INPUT RECORDS
^^^^^^^^^^^^^^^^
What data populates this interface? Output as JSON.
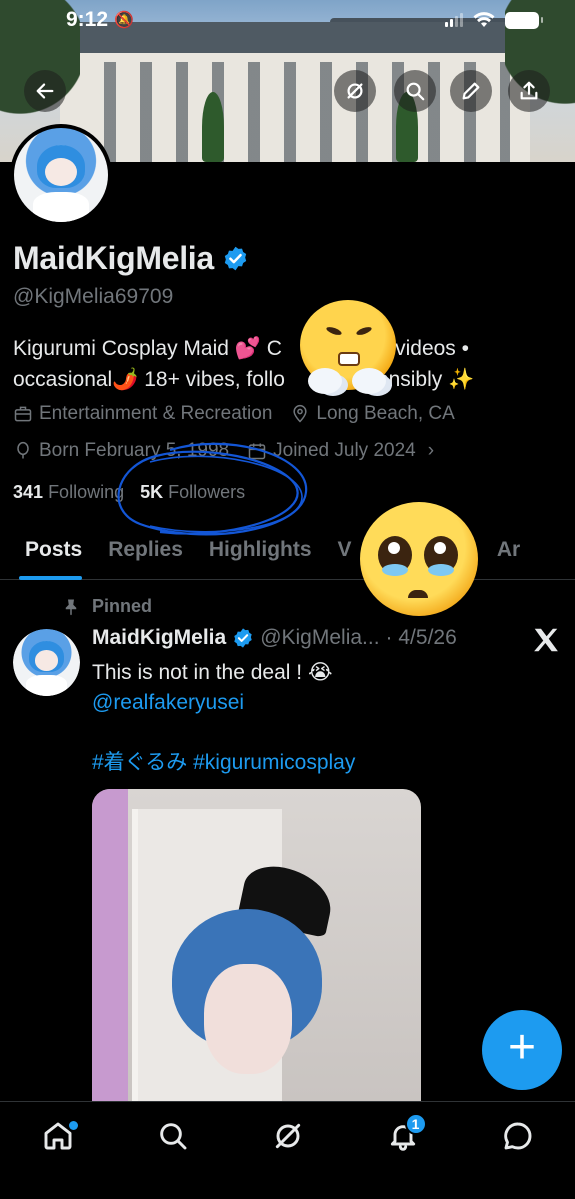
{
  "status_bar": {
    "time": "9:12"
  },
  "profile": {
    "name": "MaidKigMelia",
    "handle": "@KigMelia69709",
    "bio_line1": "Kigurumi Cosplay Maid 💕 C",
    "bio_line1_tail": "• videos •",
    "bio_line2": "occasional🌶️ 18+ vibes, follo",
    "bio_line2_tail": "onsibly ✨",
    "category": "Entertainment & Recreation",
    "location": "Long Beach, CA",
    "born": "Born February 5, 1998",
    "joined": "Joined July 2024",
    "following_count": "341",
    "following_label": "Following",
    "followers_count": "5K",
    "followers_label": "Followers"
  },
  "tabs": [
    "Posts",
    "Replies",
    "Highlights",
    "Videos",
    "Photos",
    "Articles"
  ],
  "tabs_visible": {
    "t0": "Posts",
    "t1": "Replies",
    "t2": "Highlights",
    "t3": "V",
    "t4": "otos",
    "t5": "Ar"
  },
  "post": {
    "pinned_label": "Pinned",
    "author_name": "MaidKigMelia",
    "author_handle": "@KigMelia...",
    "date": "· 4/5/26",
    "text": "This is not in the deal ! 😭",
    "mention": "@realfakeryusei",
    "hashtag1": "#着ぐるみ",
    "hashtag2": "#kigurumicosplay"
  },
  "notifications_badge": "1",
  "colors": {
    "accent": "#1d9bf0",
    "text_primary": "#e7e9ea",
    "text_secondary": "#71767b",
    "background": "#000000"
  },
  "icons": [
    "back-arrow-icon",
    "grok-icon",
    "search-icon",
    "pencil-icon",
    "share-icon",
    "verified-badge-icon",
    "briefcase-icon",
    "location-pin-icon",
    "balloon-icon",
    "calendar-icon",
    "pin-icon",
    "x-logo-icon",
    "plus-icon",
    "home-icon",
    "notifications-icon",
    "messages-icon"
  ]
}
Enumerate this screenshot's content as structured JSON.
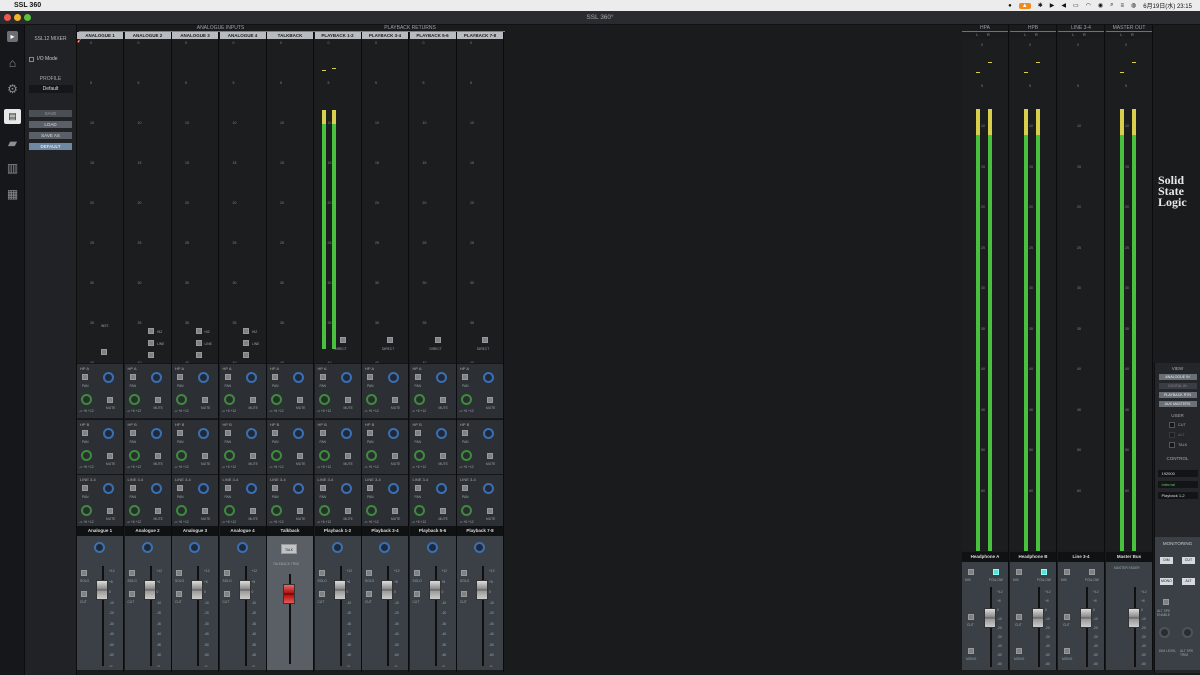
{
  "menubar": {
    "app_name": "SSL 360",
    "date_time": "6月19日(水) 23:15"
  },
  "window": {
    "title": "SSL 360°"
  },
  "profile": {
    "mixer_title": "SSL12 MIXER",
    "io_mode_label": "I/O Mode",
    "profile_label": "PROFILE",
    "profile_value": "Default",
    "buttons": [
      "SAVE",
      "LOAD",
      "SAVE AS",
      "DEFAULT"
    ]
  },
  "groups": {
    "analogue_inputs": "ANALOGUE INPUTS",
    "playback_returns": "PLAYBACK RETURNS"
  },
  "scale_labels": [
    "0",
    "5",
    "10",
    "15",
    "20",
    "25",
    "30",
    "35",
    "40",
    "45",
    "50",
    "60"
  ],
  "channels": [
    {
      "header": "ANALOGUE 1",
      "name": "Analogue 1"
    },
    {
      "header": "ANALOGUE 2",
      "name": "Analogue 2"
    },
    {
      "header": "ANALOGUE 3",
      "name": "Analogue 3"
    },
    {
      "header": "ANALOGUE 4",
      "name": "Analogue 4"
    },
    {
      "header": "TALKBACK",
      "name": "Talkback"
    },
    {
      "header": "PLAYBACK 1-2",
      "name": "Playback 1-2"
    },
    {
      "header": "PLAYBACK 3-4",
      "name": "Playback 3-4"
    },
    {
      "header": "PLAYBACK 5-6",
      "name": "Playback 5-6"
    },
    {
      "header": "PLAYBACK 7-8",
      "name": "Playback 7-8"
    }
  ],
  "input_options": {
    "inst": "INST",
    "hiz": "HIZ",
    "line": "LINE",
    "direct": "DIRECT"
  },
  "send_labels": [
    "HP A",
    "HP B",
    "LINE 3-4"
  ],
  "send_small": {
    "pan": "PAN",
    "mute": "MUTE",
    "range": "-∞  +6  +12"
  },
  "fader_small": {
    "solo": "SOLO",
    "cut": "CUT",
    "talk": "TALK",
    "talkback_trim": "TALKBACK TRIM"
  },
  "fader_scale": [
    "+12",
    "+6",
    "0",
    "-10",
    "-20",
    "-30",
    "-40",
    "-50",
    "-60",
    "-∞"
  ],
  "outputs": [
    {
      "header": "HPA",
      "name": "Headphone A"
    },
    {
      "header": "HPB",
      "name": "Headphone B"
    },
    {
      "header": "LINE 3-4",
      "name": "Line 3-4"
    },
    {
      "header": "MASTER OUT",
      "name": "Master Bus"
    }
  ],
  "out_small": {
    "lr": "L R",
    "mix": "MIX",
    "follow": "FOLLOW",
    "cut": "CUT",
    "mono": "MONO",
    "master_fader": "MASTER FADER"
  },
  "brand": [
    "Solid",
    "State",
    "Logic"
  ],
  "view_panel": {
    "title": "VIEW",
    "buttons": [
      "ANALOGUE IN",
      "DIGITAL IN",
      "PLAYBACK RTN",
      "AUX MASTERS"
    ],
    "user_title": "USER",
    "user_buttons": [
      "CUT",
      "ALT",
      "TALK"
    ],
    "control_title": "CONTROL",
    "sample_rate": "192000",
    "clock": "Internal",
    "monitor_source": "Playback 1-2"
  },
  "monitoring": {
    "title": "MONITORING",
    "buttons": [
      "DIM",
      "CUT",
      "MONO",
      "ALT"
    ],
    "alt_spk_enable": "ALT SPK ENABLE",
    "dim_level": "DIM LEVEL",
    "alt_spk_trim": "ALT SPK TRIM"
  },
  "colors": {
    "meter_green": "#49c13f",
    "meter_yellow": "#d8cf4c",
    "knob_green": "#3e8a3e",
    "pan_blue": "#3c6fb0",
    "fader_red": "#b01818",
    "accent_orange": "#f28a1c"
  }
}
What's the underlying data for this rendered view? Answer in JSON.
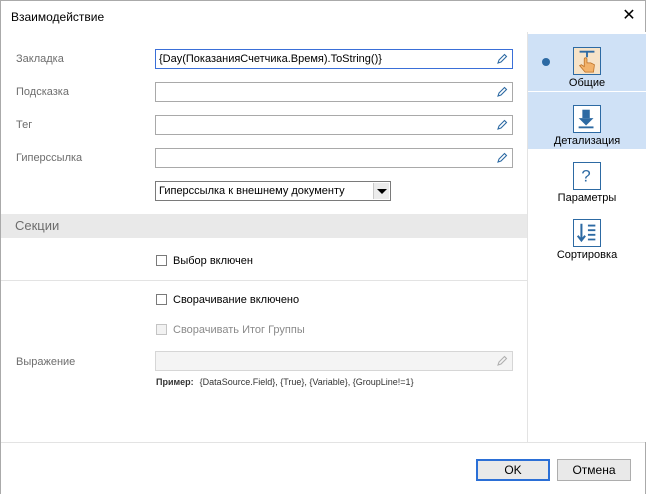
^^^^^^^^^^^^^^^^
GIVEN EXERCISE
Every line of the material is to be quoted exactly, with no pictures carried over.

ANSWER TO THE EXERCISE
What data populates this interface? Output as JSON.
{
  "status_bar": {
    "time": "9:12"
  },
  "profile": {
    "name": "MaidKigMelia",
    "handle": "@KigMelia69709",
    "bio_line1": "Kigurumi Cosplay Maid 💕 C",
    "bio_line1_tail": "• videos •",
    "bio_line2": "occasional🌶️ 18+ vibes, follo",
    "bio_line2_tail": "onsibly ✨",
    "category": "Entertainment & Recreation",
    "location": "Long Beach, CA",
    "born": "Born February 5, 1998",
    "joined": "Joined July 2024",
    "following_count": "341",
    "following_label": "Following",
    "followers_count": "5K",
    "followers_label": "Followers"
  },
  "tabs": [
    "Posts",
    "Replies",
    "Highlights",
    "Videos",
    "Photos",
    "Articles"
  ],
  "tabs_visible": {
    "t0": "Posts",
    "t1": "Replies",
    "t2": "Highlights",
    "t3": "V",
    "t4": "otos",
    "t5": "Ar"
  },
  "post": {
    "pinned_label": "Pinned",
    "author_name": "MaidKigMelia",
    "author_handle": "@KigMelia...",
    "date": "· 4/5/26",
    "text": "This is not in the deal ! 😭",
    "mention": "@realfakeryusei",
    "hashtag1": "#着ぐるみ",
    "hashtag2": "#kigurumicosplay"
  },
  "notifications_badge": "1",
  "colors": {
    "accent": "#1d9bf0",
    "text_primary": "#e7e9ea",
    "text_secondary": "#71767b",
    "background": "#000000"
  },
  "icons": [
    "back-arrow-icon",
    "grok-icon",
    "search-icon",
    "pencil-icon",
    "share-icon",
    "verified-badge-icon",
    "briefcase-icon",
    "location-pin-icon",
    "balloon-icon",
    "calendar-icon",
    "pin-icon",
    "x-logo-icon",
    "plus-icon",
    "home-icon",
    "notifications-icon",
    "messages-icon"
  ]
}
Enumerate this screenshot's content as structured JSON.
{
  "menubar": {
    "app_name": "SSL 360",
    "date_time": "6月19日(水) 23:15"
  },
  "window": {
    "title": "SSL 360°"
  },
  "profile": {
    "mixer_title": "SSL12 MIXER",
    "io_mode_label": "I/O Mode",
    "profile_label": "PROFILE",
    "profile_value": "Default",
    "buttons": [
      "SAVE",
      "LOAD",
      "SAVE AS",
      "DEFAULT"
    ]
  },
  "groups": {
    "analogue_inputs": "ANALOGUE INPUTS",
    "playback_returns": "PLAYBACK RETURNS"
  },
  "scale_labels": [
    "0",
    "5",
    "10",
    "15",
    "20",
    "25",
    "30",
    "35",
    "40",
    "45",
    "50",
    "60"
  ],
  "channels": [
    {
      "header": "ANALOGUE 1",
      "name": "Analogue 1"
    },
    {
      "header": "ANALOGUE 2",
      "name": "Analogue 2"
    },
    {
      "header": "ANALOGUE 3",
      "name": "Analogue 3"
    },
    {
      "header": "ANALOGUE 4",
      "name": "Analogue 4"
    },
    {
      "header": "TALKBACK",
      "name": "Talkback"
    },
    {
      "header": "PLAYBACK 1-2",
      "name": "Playback 1-2"
    },
    {
      "header": "PLAYBACK 3-4",
      "name": "Playback 3-4"
    },
    {
      "header": "PLAYBACK 5-6",
      "name": "Playback 5-6"
    },
    {
      "header": "PLAYBACK 7-8",
      "name": "Playback 7-8"
    }
  ],
  "input_options": {
    "inst": "INST",
    "hiz": "HIZ",
    "line": "LINE",
    "direct": "DIRECT"
  },
  "send_labels": [
    "HP A",
    "HP B",
    "LINE 3-4"
  ],
  "send_small": {
    "pan": "PAN",
    "mute": "MUTE",
    "range": "-∞  +6  +12"
  },
  "fader_small": {
    "solo": "SOLO",
    "cut": "CUT",
    "talk": "TALK",
    "talkback_trim": "TALKBACK TRIM"
  },
  "fader_scale": [
    "+12",
    "+6",
    "0",
    "-10",
    "-20",
    "-30",
    "-40",
    "-50",
    "-60",
    "-∞"
  ],
  "outputs": [
    {
      "header": "HPA",
      "name": "Headphone A"
    },
    {
      "header": "HPB",
      "name": "Headphone B"
    },
    {
      "header": "LINE 3-4",
      "name": "Line 3-4"
    },
    {
      "header": "MASTER OUT",
      "name": "Master Bus"
    }
  ],
  "out_small": {
    "lr": "L R",
    "mix": "MIX",
    "follow": "FOLLOW",
    "cut": "CUT",
    "mono": "MONO",
    "master_fader": "MASTER FADER"
  },
  "brand": [
    "Solid",
    "State",
    "Logic"
  ],
  "view_panel": {
    "title": "VIEW",
    "buttons": [
      "ANALOGUE IN",
      "DIGITAL IN",
      "PLAYBACK RTN",
      "AUX MASTERS"
    ],
    "user_title": "USER",
    "user_buttons": [
      "CUT",
      "ALT",
      "TALK"
    ],
    "control_title": "CONTROL",
    "sample_rate": "192000",
    "clock": "Internal",
    "monitor_source": "Playback 1-2"
  },
  "monitoring": {
    "title": "MONITORING",
    "buttons": [
      "DIM",
      "CUT",
      "MONO",
      "ALT"
    ],
    "alt_spk_enable": "ALT SPK ENABLE",
    "dim_level": "DIM LEVEL",
    "alt_spk_trim": "ALT SPK TRIM"
  },
  "colors": {
    "meter_green": "#49c13f",
    "meter_yellow": "#d8cf4c",
    "knob_green": "#3e8a3e",
    "pan_blue": "#3c6fb0",
    "fader_red": "#b01818",
    "accent_orange": "#f28a1c"
  }
}
What's the underlying data for this rendered view? Answer in JSON.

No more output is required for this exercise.